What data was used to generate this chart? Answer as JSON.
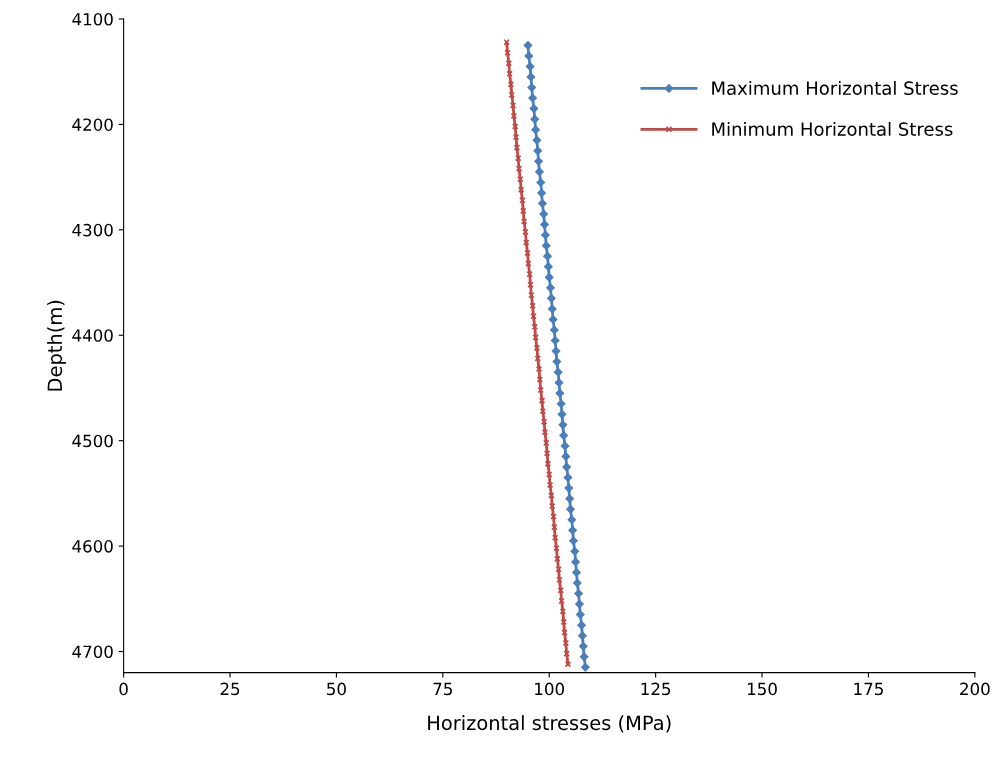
{
  "chart_data": {
    "type": "line",
    "xlabel": "Horizontal stresses (MPa)",
    "ylabel": "Depth(m)",
    "xlim": [
      0,
      200
    ],
    "xticks": [
      0,
      25,
      50,
      75,
      100,
      125,
      150,
      175,
      200
    ],
    "ylim": [
      4720,
      4100
    ],
    "yticks": [
      4100,
      4200,
      4300,
      4400,
      4500,
      4600,
      4700
    ],
    "grid": false,
    "legend": "top right",
    "line_style": "solid",
    "series": [
      {
        "name": "Maximum Horizontal Stress",
        "color": "#4a7ebb",
        "marker": "diamond",
        "x": [
          95.0,
          95.2,
          95.5,
          95.7,
          95.9,
          96.1,
          96.4,
          96.6,
          96.8,
          97.1,
          97.3,
          97.5,
          97.7,
          98.0,
          98.2,
          98.4,
          98.7,
          98.9,
          99.1,
          99.3,
          99.6,
          99.8,
          100.0,
          100.3,
          100.5,
          100.7,
          100.9,
          101.2,
          101.4,
          101.6,
          101.8,
          102.1,
          102.3,
          102.5,
          102.8,
          103.0,
          103.2,
          103.4,
          103.7,
          103.9,
          104.1,
          104.4,
          104.6,
          104.8,
          105.0,
          105.3,
          105.5,
          105.7,
          106.0,
          106.2,
          106.4,
          106.6,
          106.9,
          107.1,
          107.3,
          107.6,
          107.8,
          108.0,
          108.2,
          108.5
        ],
        "values": [
          4125,
          4135,
          4145,
          4155,
          4165,
          4175,
          4185,
          4195,
          4205,
          4215,
          4225,
          4235,
          4245,
          4255,
          4265,
          4275,
          4285,
          4295,
          4305,
          4315,
          4325,
          4335,
          4345,
          4355,
          4365,
          4375,
          4385,
          4395,
          4405,
          4415,
          4425,
          4435,
          4445,
          4455,
          4465,
          4475,
          4485,
          4495,
          4505,
          4515,
          4525,
          4535,
          4545,
          4555,
          4565,
          4575,
          4585,
          4595,
          4605,
          4615,
          4625,
          4635,
          4645,
          4655,
          4665,
          4675,
          4685,
          4695,
          4705,
          4715
        ]
      },
      {
        "name": "Minimum Horizontal Stress",
        "color": "#be4b48",
        "marker": "cross",
        "x": [
          90.0,
          90.2,
          90.5,
          90.7,
          91.0,
          91.2,
          91.5,
          91.7,
          92.0,
          92.2,
          92.4,
          92.7,
          92.9,
          93.2,
          93.4,
          93.7,
          93.9,
          94.1,
          94.4,
          94.6,
          94.9,
          95.1,
          95.4,
          95.6,
          95.8,
          96.1,
          96.3,
          96.6,
          96.8,
          97.1,
          97.3,
          97.6,
          97.8,
          98.0,
          98.3,
          98.5,
          98.8,
          99.0,
          99.3,
          99.5,
          99.7,
          100.0,
          100.2,
          100.5,
          100.7,
          101.0,
          101.2,
          101.4,
          101.7,
          101.9,
          102.2,
          102.4,
          102.7,
          102.9,
          103.2,
          103.4,
          103.6,
          103.9,
          104.1,
          104.4
        ],
        "values": [
          4122,
          4132,
          4142,
          4152,
          4162,
          4172,
          4182,
          4192,
          4202,
          4212,
          4222,
          4232,
          4242,
          4252,
          4262,
          4272,
          4282,
          4292,
          4302,
          4312,
          4322,
          4332,
          4342,
          4352,
          4362,
          4372,
          4382,
          4392,
          4402,
          4412,
          4422,
          4432,
          4442,
          4452,
          4462,
          4472,
          4482,
          4492,
          4502,
          4512,
          4522,
          4532,
          4542,
          4552,
          4562,
          4572,
          4582,
          4592,
          4602,
          4612,
          4622,
          4632,
          4642,
          4652,
          4662,
          4672,
          4682,
          4692,
          4702,
          4712
        ]
      }
    ]
  }
}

== == ==

__Stated task__.
The records above are to be restated exactly, without their pictures.

__Output below__.
What data was used to generate this chart? Answer as JSON.
{
  "chart_data": {
    "type": "line",
    "xlabel": "Horizontal stresses (MPa)",
    "ylabel": "Depth(m)",
    "xlim": [
      0,
      200
    ],
    "xticks": [
      0,
      25,
      50,
      75,
      100,
      125,
      150,
      175,
      200
    ],
    "ylim": [
      4720,
      4100
    ],
    "yticks": [
      4100,
      4200,
      4300,
      4400,
      4500,
      4600,
      4700
    ],
    "grid": false,
    "legend": "top right",
    "line_style": "solid",
    "series": [
      {
        "name": "Maximum Horizontal Stress",
        "color": "#4a7ebb",
        "marker": "diamond",
        "x": [
          95.0,
          95.2,
          95.5,
          95.7,
          95.9,
          96.1,
          96.4,
          96.6,
          96.8,
          97.1,
          97.3,
          97.5,
          97.7,
          98.0,
          98.2,
          98.4,
          98.7,
          98.9,
          99.1,
          99.3,
          99.6,
          99.8,
          100.0,
          100.3,
          100.5,
          100.7,
          100.9,
          101.2,
          101.4,
          101.6,
          101.8,
          102.1,
          102.3,
          102.5,
          102.8,
          103.0,
          103.2,
          103.4,
          103.7,
          103.9,
          104.1,
          104.4,
          104.6,
          104.8,
          105.0,
          105.3,
          105.5,
          105.7,
          106.0,
          106.2,
          106.4,
          106.6,
          106.9,
          107.1,
          107.3,
          107.6,
          107.8,
          108.0,
          108.2,
          108.5
        ],
        "values": [
          4125,
          4135,
          4145,
          4155,
          4165,
          4175,
          4185,
          4195,
          4205,
          4215,
          4225,
          4235,
          4245,
          4255,
          4265,
          4275,
          4285,
          4295,
          4305,
          4315,
          4325,
          4335,
          4345,
          4355,
          4365,
          4375,
          4385,
          4395,
          4405,
          4415,
          4425,
          4435,
          4445,
          4455,
          4465,
          4475,
          4485,
          4495,
          4505,
          4515,
          4525,
          4535,
          4545,
          4555,
          4565,
          4575,
          4585,
          4595,
          4605,
          4615,
          4625,
          4635,
          4645,
          4655,
          4665,
          4675,
          4685,
          4695,
          4705,
          4715
        ]
      },
      {
        "name": "Minimum Horizontal Stress",
        "color": "#be4b48",
        "marker": "cross",
        "x": [
          90.0,
          90.2,
          90.5,
          90.7,
          91.0,
          91.2,
          91.5,
          91.7,
          92.0,
          92.2,
          92.4,
          92.7,
          92.9,
          93.2,
          93.4,
          93.7,
          93.9,
          94.1,
          94.4,
          94.6,
          94.9,
          95.1,
          95.4,
          95.6,
          95.8,
          96.1,
          96.3,
          96.6,
          96.8,
          97.1,
          97.3,
          97.6,
          97.8,
          98.0,
          98.3,
          98.5,
          98.8,
          99.0,
          99.3,
          99.5,
          99.7,
          100.0,
          100.2,
          100.5,
          100.7,
          101.0,
          101.2,
          101.4,
          101.7,
          101.9,
          102.2,
          102.4,
          102.7,
          102.9,
          103.2,
          103.4,
          103.6,
          103.9,
          104.1,
          104.4
        ],
        "values": [
          4122,
          4132,
          4142,
          4152,
          4162,
          4172,
          4182,
          4192,
          4202,
          4212,
          4222,
          4232,
          4242,
          4252,
          4262,
          4272,
          4282,
          4292,
          4302,
          4312,
          4322,
          4332,
          4342,
          4352,
          4362,
          4372,
          4382,
          4392,
          4402,
          4412,
          4422,
          4432,
          4442,
          4452,
          4462,
          4472,
          4482,
          4492,
          4502,
          4512,
          4522,
          4532,
          4542,
          4552,
          4562,
          4572,
          4582,
          4592,
          4602,
          4612,
          4622,
          4632,
          4642,
          4652,
          4662,
          4672,
          4682,
          4692,
          4702,
          4712
        ]
      }
    ]
  }
}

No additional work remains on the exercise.